[Data listing]
** begin **

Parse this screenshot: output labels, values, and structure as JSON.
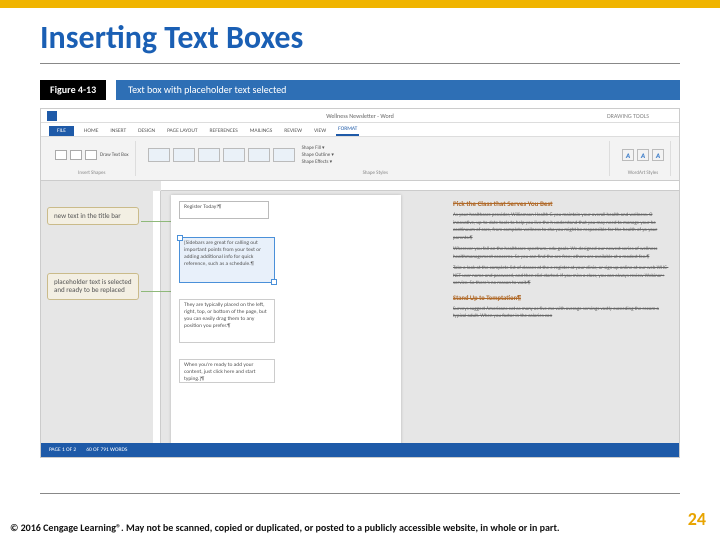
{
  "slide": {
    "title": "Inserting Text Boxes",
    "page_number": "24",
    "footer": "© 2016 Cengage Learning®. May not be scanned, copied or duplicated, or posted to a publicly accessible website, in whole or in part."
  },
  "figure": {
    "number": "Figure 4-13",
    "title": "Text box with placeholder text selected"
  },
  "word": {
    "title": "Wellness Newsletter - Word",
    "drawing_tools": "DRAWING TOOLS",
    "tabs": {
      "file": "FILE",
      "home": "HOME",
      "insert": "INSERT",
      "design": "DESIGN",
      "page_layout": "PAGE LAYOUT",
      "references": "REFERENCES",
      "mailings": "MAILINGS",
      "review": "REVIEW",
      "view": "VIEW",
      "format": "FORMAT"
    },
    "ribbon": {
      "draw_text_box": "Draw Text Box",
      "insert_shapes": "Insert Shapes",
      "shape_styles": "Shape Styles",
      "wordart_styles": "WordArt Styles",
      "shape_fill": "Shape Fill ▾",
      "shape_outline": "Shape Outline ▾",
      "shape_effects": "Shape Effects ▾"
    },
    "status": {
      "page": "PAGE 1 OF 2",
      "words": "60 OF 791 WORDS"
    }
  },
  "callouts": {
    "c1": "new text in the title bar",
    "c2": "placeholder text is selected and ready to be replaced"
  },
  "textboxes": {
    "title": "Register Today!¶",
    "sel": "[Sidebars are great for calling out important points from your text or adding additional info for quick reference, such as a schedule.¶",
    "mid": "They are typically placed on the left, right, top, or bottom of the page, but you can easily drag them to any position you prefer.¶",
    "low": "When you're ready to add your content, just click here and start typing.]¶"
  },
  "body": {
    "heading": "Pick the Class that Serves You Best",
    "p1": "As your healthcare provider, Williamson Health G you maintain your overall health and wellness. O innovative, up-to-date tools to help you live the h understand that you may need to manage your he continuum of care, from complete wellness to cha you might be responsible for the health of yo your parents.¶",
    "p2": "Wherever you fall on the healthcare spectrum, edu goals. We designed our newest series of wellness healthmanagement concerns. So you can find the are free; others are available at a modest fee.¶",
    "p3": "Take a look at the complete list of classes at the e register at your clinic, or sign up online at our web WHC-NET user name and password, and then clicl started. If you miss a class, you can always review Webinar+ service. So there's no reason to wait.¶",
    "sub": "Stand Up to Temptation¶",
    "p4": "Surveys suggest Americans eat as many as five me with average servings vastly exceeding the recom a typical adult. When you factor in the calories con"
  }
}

** end **
** begin **

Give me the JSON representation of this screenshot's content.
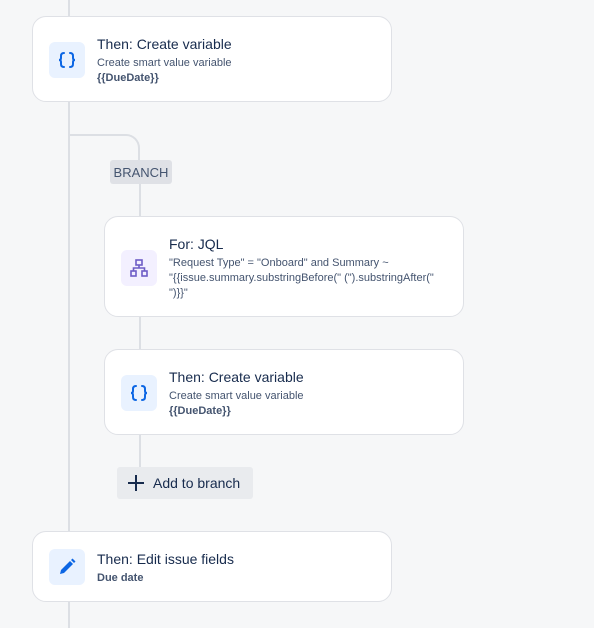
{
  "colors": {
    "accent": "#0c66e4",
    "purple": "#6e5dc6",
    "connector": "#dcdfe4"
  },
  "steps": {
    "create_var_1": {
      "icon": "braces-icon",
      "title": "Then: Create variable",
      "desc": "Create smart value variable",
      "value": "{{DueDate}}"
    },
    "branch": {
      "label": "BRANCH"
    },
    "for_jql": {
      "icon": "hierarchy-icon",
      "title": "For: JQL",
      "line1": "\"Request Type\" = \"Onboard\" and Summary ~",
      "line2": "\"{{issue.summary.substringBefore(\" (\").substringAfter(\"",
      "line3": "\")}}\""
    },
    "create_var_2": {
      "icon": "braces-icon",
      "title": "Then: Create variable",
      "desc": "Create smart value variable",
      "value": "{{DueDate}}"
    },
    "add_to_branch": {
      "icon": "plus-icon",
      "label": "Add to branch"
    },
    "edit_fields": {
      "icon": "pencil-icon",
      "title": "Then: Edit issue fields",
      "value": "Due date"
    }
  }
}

** end **

▸ **TASK DETAILS**
Filter the records, keeping only lines that contain "title", and show those lines.

▸ **COMPLETE ANSWER**
    "title": "Inserting Text Boxes",
    "title": "Text box with placeholder text selected"
    "title": "Wellness Newsletter - Word",
    "c1": "new text in the title bar",
    "title": "Register Today!¶",
      "title": "Then: Create variable",
      "title": "For: JQL",
      "title": "Then: Create variable",
      "title": "Then: Edit issue fields",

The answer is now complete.